■ Source passage ■
══════════════════════════════

# Persistence of precursor waves in two-dimensional relativistic shocks

**Authors:** Masanori Iwamoto, Takanobu Amano, Masahiro Hoshino, Yosuke Matsumoto

arXiv: 1704.04411 · 2017-05-08

## TL;DR

This study uses two-dimensional particle-in-cell simulations to analyze the persistence and efficiency of precursor electromagnetic waves in relativistic shocks, revealing their potential role in electron acceleration.

## Contribution

It demonstrates that precursor wave emission persists in 2D shocks even at low magnetizations, contrasting with 1D results, and explores implications for wakefield acceleration.

## Key findings

- Precursor waves persist at low magnetization in 2D simulations.
- Wave amplitudes are smaller than in 1D but still significant.
- Electromagnetic waves disturb upstream medium, forming density structures.

══════════════════════════════

■ Boxed element entries ■
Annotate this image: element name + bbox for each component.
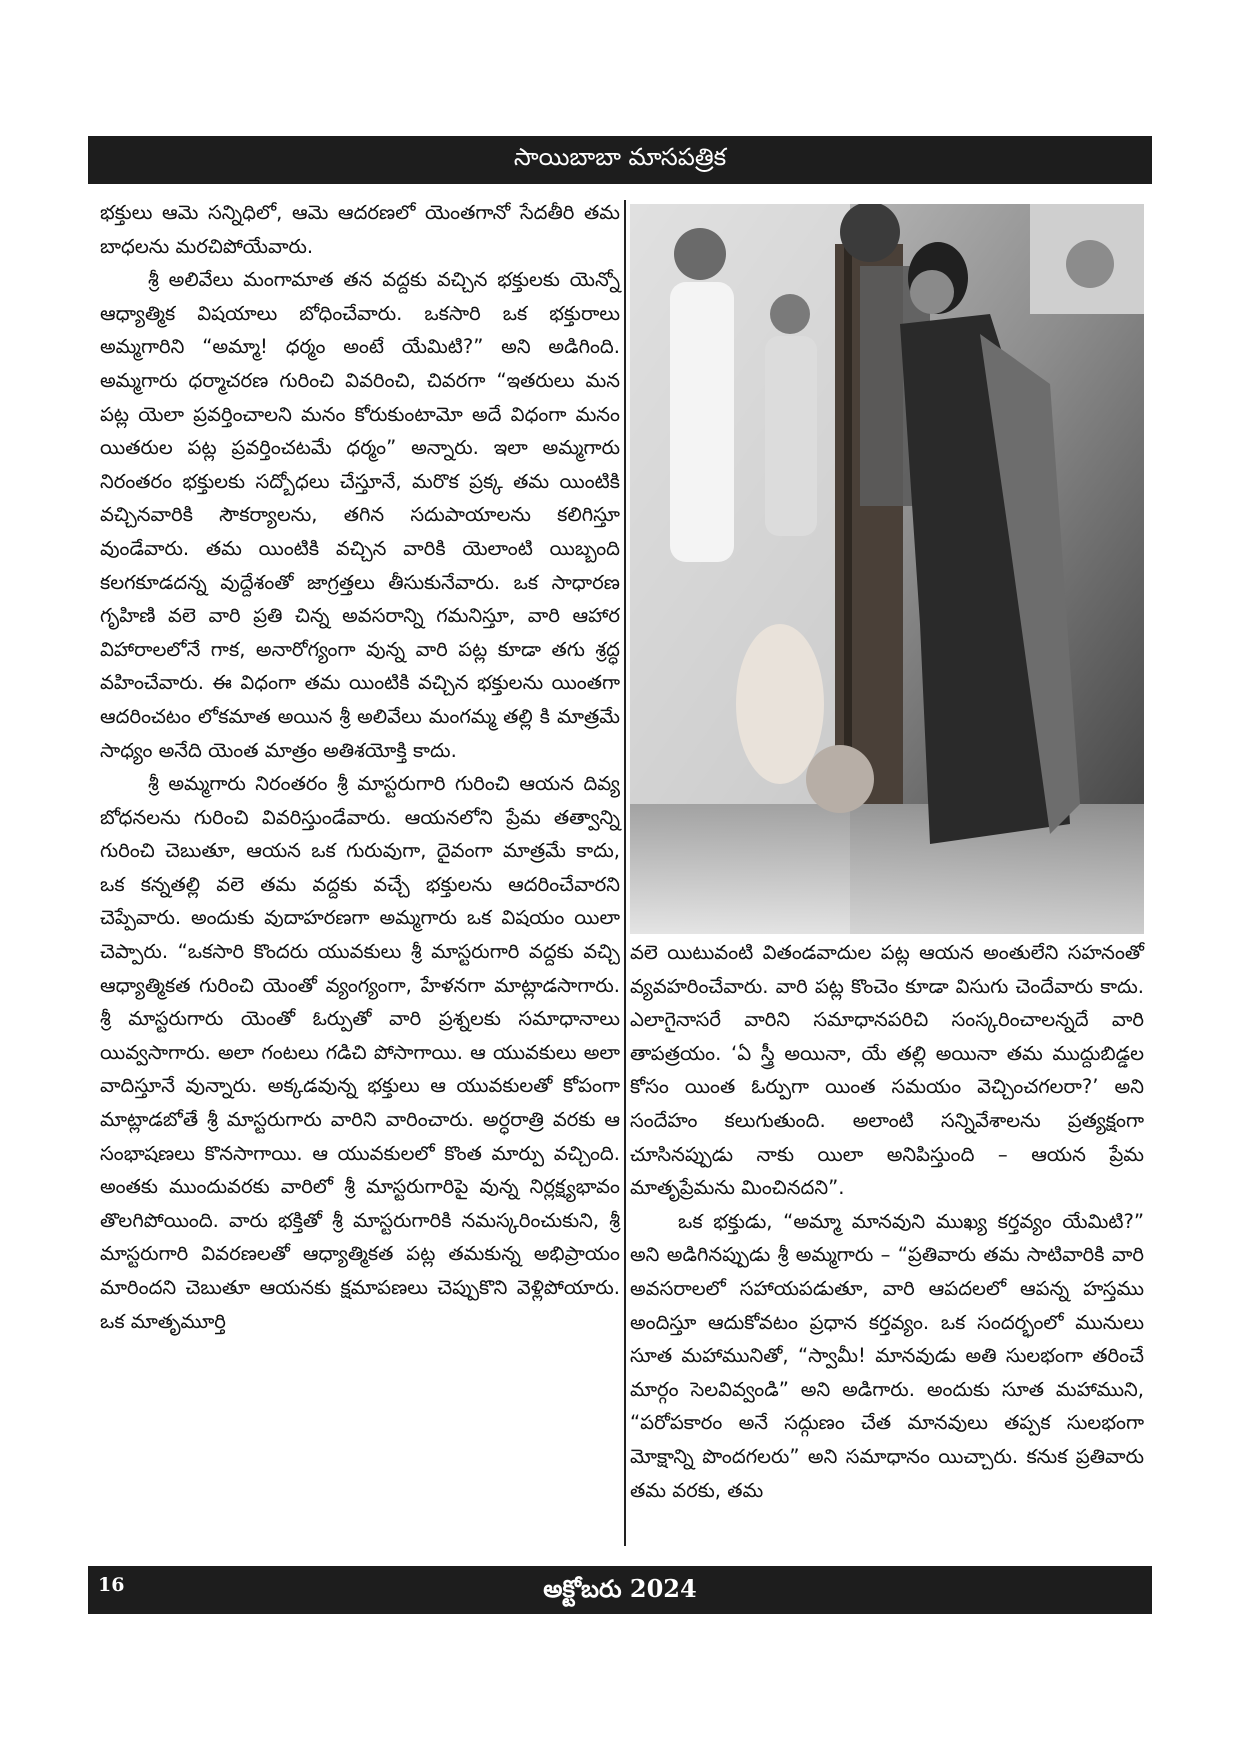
photograph xyxy=(630,204,1144,934)
paragraph: ఒక భక్తుడు, “అమ్మా మానవుని ముఖ్య కర్తవ్యం యేమిటి?” అని అడిగినప్పుడు శ్రీ అమ్మగారు – “ప్రతివారు తమ సాటివారికి వారి అవసరాలలో సహాయపడుతూ, వారి ఆపదలలో ఆపన్న హస్తము అందిస్తూ ఆదుకోవటం ప్రధాన కర్తవ్యం. ఒక సందర్భంలో మునులు సూత మహామునితో, “స్వామీ! మానవుడు అతి సులభంగా తరించే మార్గం సెలవివ్వండి” అని అడిగారు. అందుకు సూత మహాముని, “పరోపకారం అనే సద్గుణం చేత మానవులు తప్పక సులభంగా మోక్షాన్ని పొందగలరు” అని సమాధానం యిచ్చారు. కనుక ప్రతివారు తమ వరకు, తమ xyxy=(630,1209,1144,1502)
page-footer xyxy=(88,1566,1152,1614)
magazine-title: సాయిబాబా మాసపత్రిక xyxy=(513,143,727,171)
right-text-column xyxy=(630,936,1144,1507)
magazine-header xyxy=(88,136,1152,184)
column-divider xyxy=(624,200,626,1546)
issue-date: అక్టోబరు 2024 xyxy=(543,1574,697,1603)
paragraph: వలె యిటువంటి వితండవాదుల పట్ల ఆయన అంతులేని సహనంతో వ్యవహరించేవారు. వారి పట్ల కొంచెం కూడా విసుగు చెందేవారు కాదు. ఎలాగైనాసరే వారిని సమాధానపరిచి సంస్కరించాలన్నదే వారి తాపత్రయం. ‘ఏ స్త్రీ అయినా, యే తల్లి అయినా తమ ముద్దుబిడ్డల కోసం యింత ఓర్పుగా యింత సమయం వెచ్చించగలరా?’ అని సందేహం కలుగుతుంది. అలాంటి సన్నివేశాలను ప్రత్యక్షంగా చూసినప్పుడు నాకు యిలా అనిపిస్తుంది – ఆయన ప్రేమ మాతృప్రేమను మించినదని”. xyxy=(630,941,1144,1200)
paragraph: శ్రీ అలివేలు మంగామాత తన వద్దకు వచ్చిన భక్తులకు యెన్నో ఆధ్యాత్మిక విషయాలు బోధించేవారు. ఒకసారి ఒక భక్తురాలు అమ్మగారిని “అమ్మా! ధర్మం అంటే యేమిటి?” అని అడిగింది. అమ్మగారు ధర్మాచరణ గురించి వివరించి, చివరగా “ఇతరులు మన పట్ల యెలా ప్రవర్తించాలని మనం కోరుకుంటామో అదే విధంగా మనం యితరుల పట్ల ప్రవర్తించటమే ధర్మం” అన్నారు. ఇలా అమ్మగారు నిరంతరం భక్తులకు సద్బోధలు చేస్తూనే, మరొక ప్రక్క తమ యింటికి వచ్చినవారికి సౌకర్యాలను, తగిన సదుపాయాలను కలిగిస్తూ వుండేవారు. తమ యింటికి వచ్చిన వారికి యెలాంటి యిబ్బంది కలగకూడదన్న వుద్దేశంతో జాగ్రత్తలు తీసుకునేవారు. ఒక సాధారణ గృహిణి వలె వారి ప్రతి చిన్న అవసరాన్ని గమనిస్తూ, వారి ఆహార విహారాలలోనే గాక, అనారోగ్యంగా వున్న వారి పట్ల కూడా తగు శ్రద్ధ వహించేవారు. ఈ విధంగా తమ యింటికి వచ్చిన భక్తులను యింతగా ఆదరించటం లోకమాత అయిన శ్రీ అలివేలు మంగమ్మ తల్లి కి మాత్రమే సాధ్యం అనేది యెంత మాత్రం అతిశయోక్తి కాదు. xyxy=(100,268,620,762)
paragraph: భక్తులు ఆమె సన్నిధిలో, ఆమె ఆదరణలో యెంతగానో సేదతీరి తమ బాధలను మరచిపోయేవారు. xyxy=(100,201,620,258)
page-number: 16 xyxy=(98,1574,125,1596)
left-text-column xyxy=(100,196,620,1338)
paragraph: శ్రీ అమ్మగారు నిరంతరం శ్రీ మాస్టరుగారి గురించి ఆయన దివ్య బోధనలను గురించి వివరిస్తుండేవారు. ఆయనలోని ప్రేమ తత్వాన్ని గురించి చెబుతూ, ఆయన ఒక గురువుగా, దైవంగా మాత్రమే కాదు, ఒక కన్నతల్లి వలె తమ వద్దకు వచ్చే భక్తులను ఆదరించేవారని చెప్పేవారు. అందుకు వుదాహరణగా అమ్మగారు ఒక విషయం యిలా చెప్పారు. “ఒకసారి కొందరు యువకులు శ్రీ మాస్టరుగారి వద్దకు వచ్చి ఆధ్యాత్మికత గురించి యెంతో వ్యంగ్యంగా, హేళనగా మాట్లాడసాగారు. శ్రీ మాస్టరుగారు యెంతో ఓర్పుతో వారి ప్రశ్నలకు సమాధానాలు యివ్వసాగారు. అలా గంటలు గడిచి పోసాగాయి. ఆ యువకులు అలా వాదిస్తూనే వున్నారు. అక్కడవున్న భక్తులు ఆ యువకులతో కోపంగా మాట్లాడబోతే శ్రీ మాస్టరుగారు వారిని వారించారు. అర్ధరాత్రి వరకు ఆ సంభాషణలు కొనసాగాయి. ఆ యువకులలో కొంత మార్పు వచ్చింది. అంతకు ముందువరకు వారిలో శ్రీ మాస్టరుగారిపై వున్న నిర్లక్ష్యభావం తొలగిపోయింది. వారు భక్తితో శ్రీ మాస్టరుగారికి నమస్కరించుకుని, శ్రీ మాస్టరుగారి వివరణలతో ఆధ్యాత్మికత పట్ల తమకున్న అభిప్రాయం మారిందని చెబుతూ ఆయనకు క్షమాపణలు చెప్పుకొని వెళ్లిపోయారు. ఒక మాతృమూర్తి xyxy=(100,772,620,1333)
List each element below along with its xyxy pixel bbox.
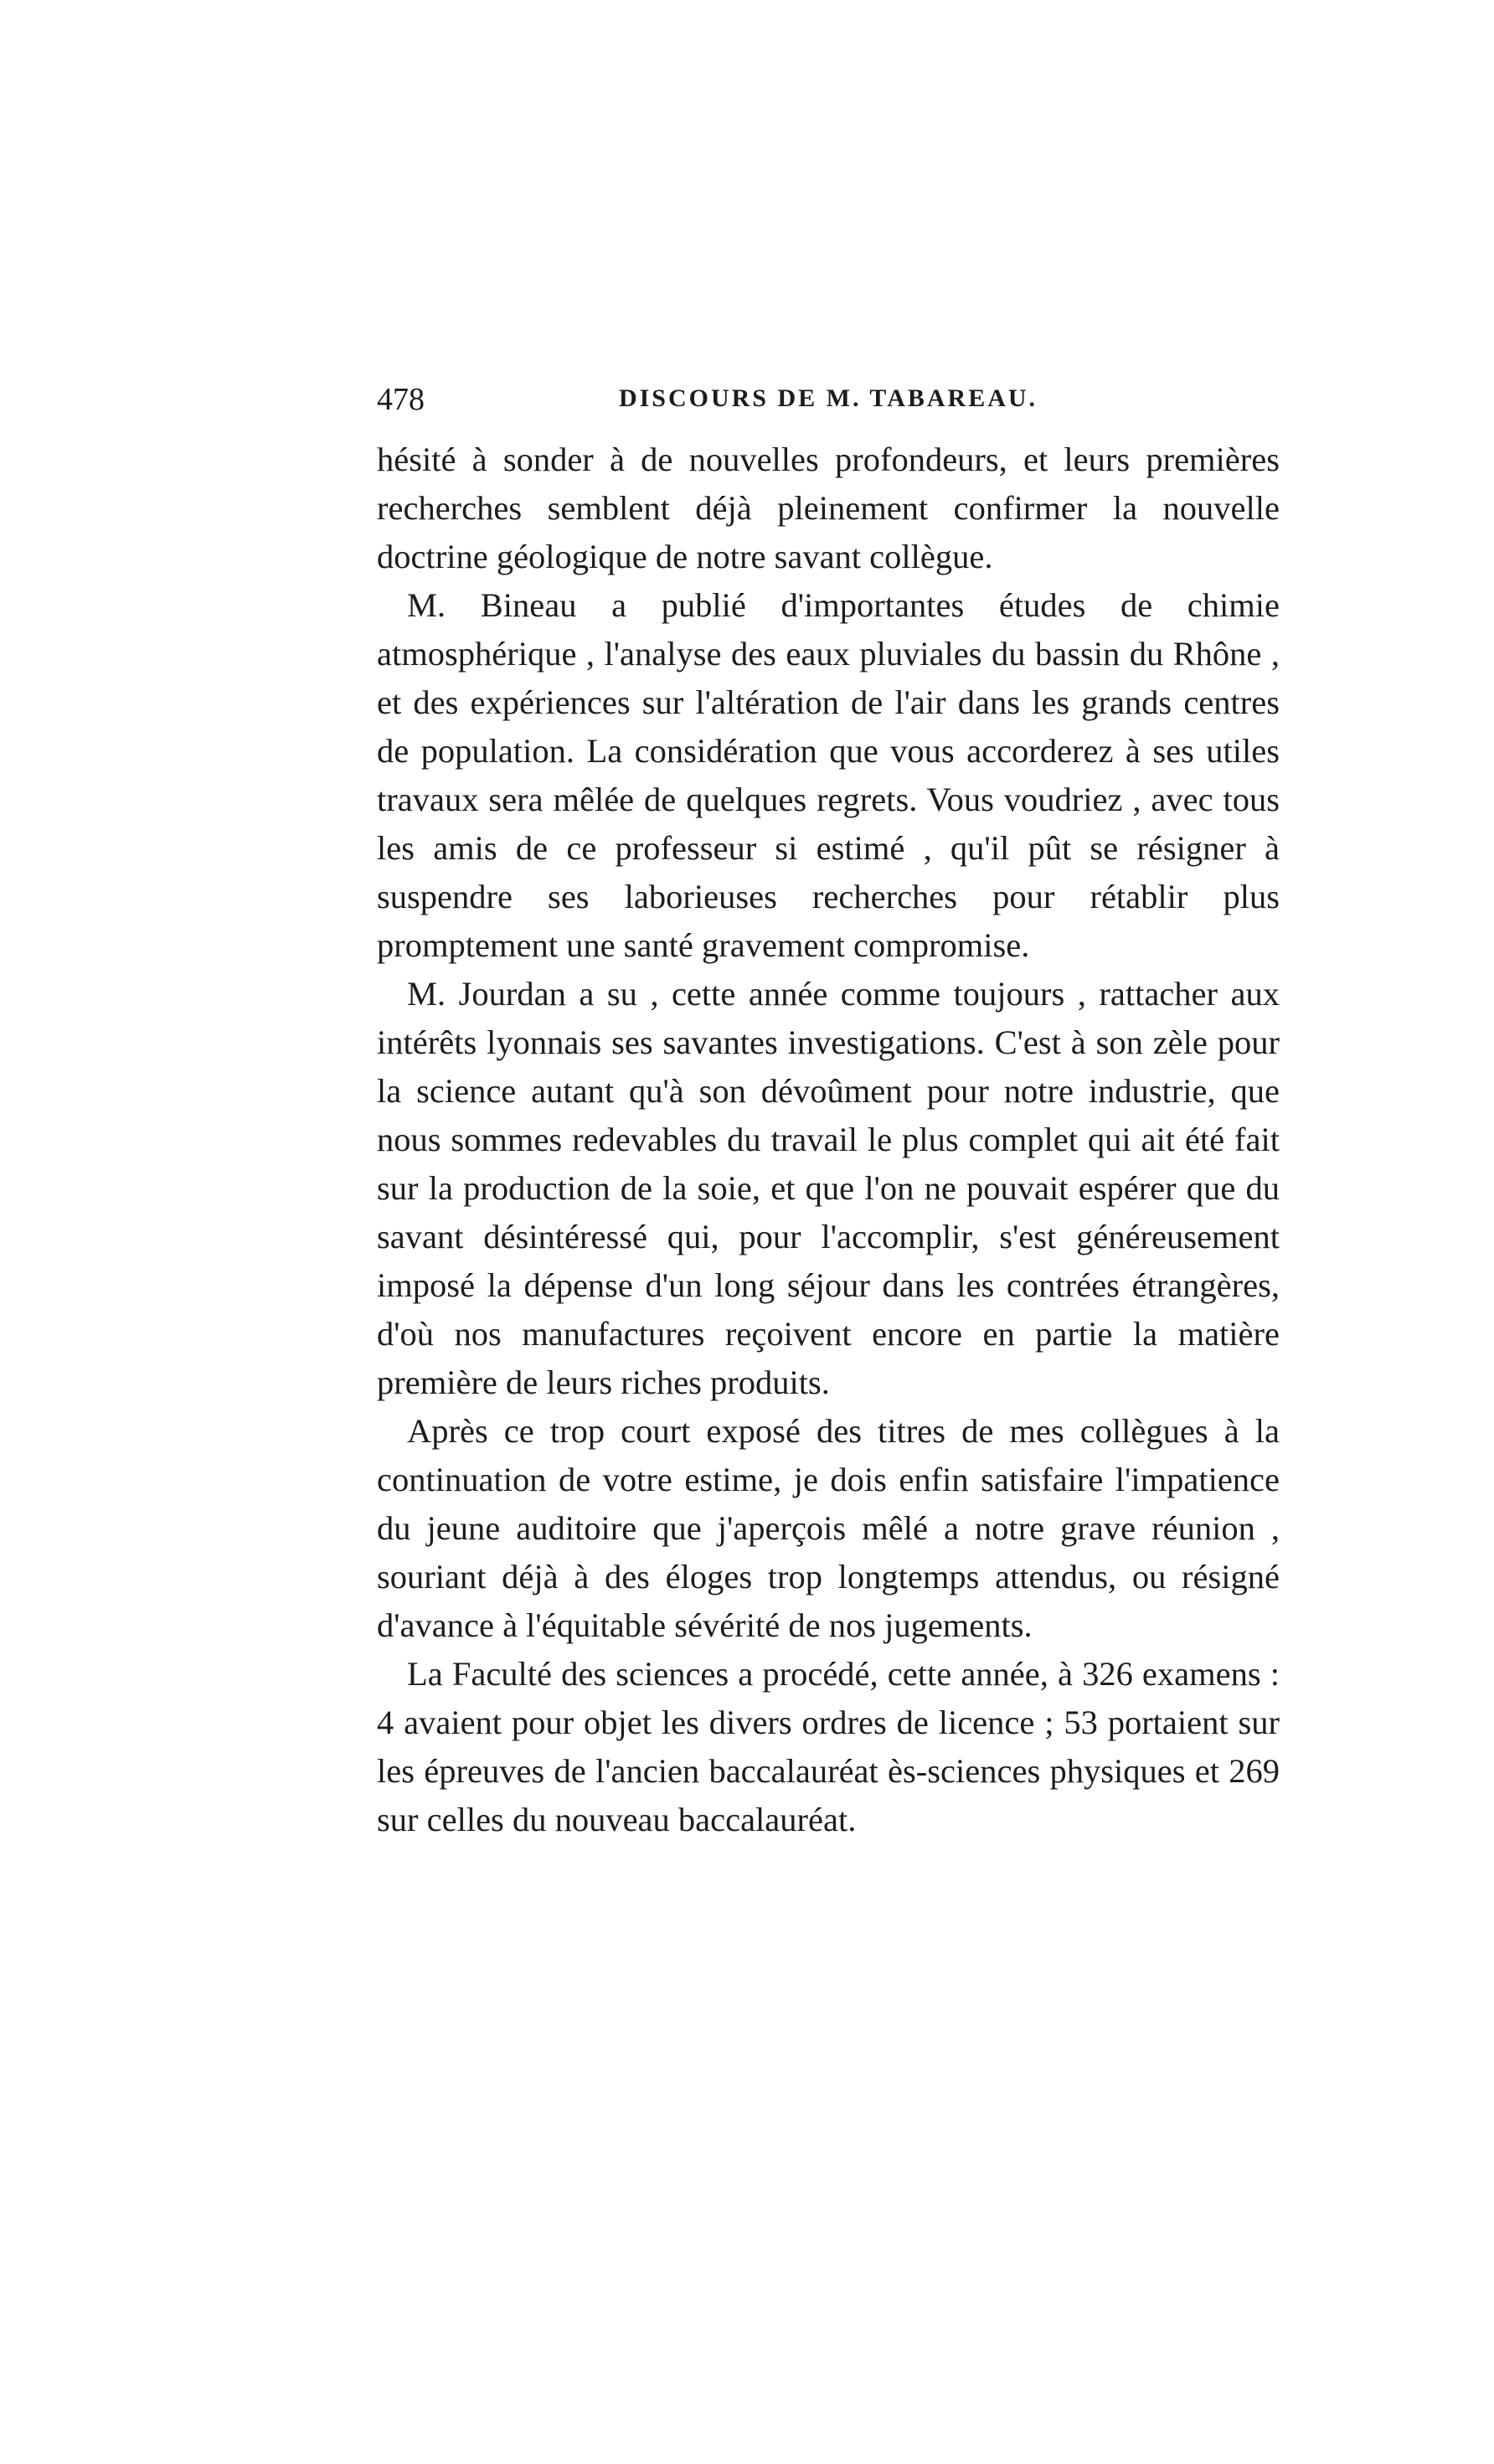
body-text bbox=[377, 436, 1280, 1844]
paragraph-faculte: La Faculté des sciences a procédé, cette année, à 326 examens : 4 avaient pour objet les divers ordres de licence ; 53 portaient sur les épreuves de l'ancien baccalauréat ès-sciences physiques et 269 sur celles du nouveau baccalauréat. bbox=[377, 1655, 1280, 1838]
paragraph-bineau: M. Bineau a publié d'importantes études de chimie atmosphérique , l'analyse des eaux pluviales du bassin du Rhône , et des expériences sur l'altération de l'air dans les grands centres de population. La considération que vous accorderez à ses utiles travaux sera mêlée de quelques regrets. Vous voudriez , avec tous les amis de ce professeur si estimé , qu'il pût se résigner à suspendre ses laborieuses recherches pour rétablir plus promptement une santé gravement compromise. bbox=[377, 586, 1280, 964]
paragraph-apres: Après ce trop court exposé des titres de mes collègues à la continuation de votre estime, je dois enfin satisfaire l'impatience du jeune auditoire que j'aperçois mêlé a notre grave réunion , souriant déjà à des éloges trop longtemps attendus, ou résigné d'avance à l'équitable sévérité de nos jugements. bbox=[377, 1412, 1280, 1644]
running-title: DISCOURS DE M. TABAREAU. bbox=[618, 384, 1038, 412]
paragraph-jourdan: M. Jourdan a su , cette année comme toujours , rattacher aux intérêts lyonnais ses savantes investigations. C'est à son zèle pour la science autant qu'à son dévoûment pour notre industrie, que nous sommes redevables du travail le plus complet qui ait été fait sur la production de la soie, et que l'on ne pouvait espérer que du savant désintéressé qui, pour l'accomplir, s'est généreusement imposé la dépense d'un long séjour dans les contrées étrangères, d'où nos manufactures reçoivent encore en partie la matière première de leurs riches produits. bbox=[377, 975, 1280, 1401]
page-header bbox=[377, 381, 1280, 431]
page-number: 478 bbox=[377, 382, 425, 417]
paragraph-continuation: hésité à sonder à de nouvelles profondeurs, et leurs premières recherches semblent déjà pleinement confirmer la nouvelle doctrine géologique de notre savant collègue. bbox=[377, 441, 1280, 575]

══════════════════════════════

■ Exercise aim ■
Continue the summary of the study on precursor waves in relativistic shocks, picking up right after its final key finding.

■ Answer to the problem ■
## Abstract

We investigated the efficiency of coherent upstream large-amplitude electromagnetic wave emission via synchrotron maser instability at relativistic magnetized shocks by using two-dimensional particle-in-cell simulations. We considered the purely perpendicular shock in an electron-positron plasma. The coherent wave emission efficiency was measured as a function of the magnetization parameter {\sigma}, which is defined by the ratio of the Poynting flux to the kinetic energy flux. The wave amplitude was systematically smaller than that observed in one-dimensional simulations. However, it continued to persist, even at a considerably low magnetization rate, where the Weibel instability dominated the shock transition. The emitted electromagnetic waves were sufficiently strong to disturb the upstream medium, and transverse filamentary density structures of substantial amplitude were produced. Based on this result, we discuss the possibility of the wakefield acceleration model for the production of non-thermal electrons in a relativistic magnetized ion-electron shock.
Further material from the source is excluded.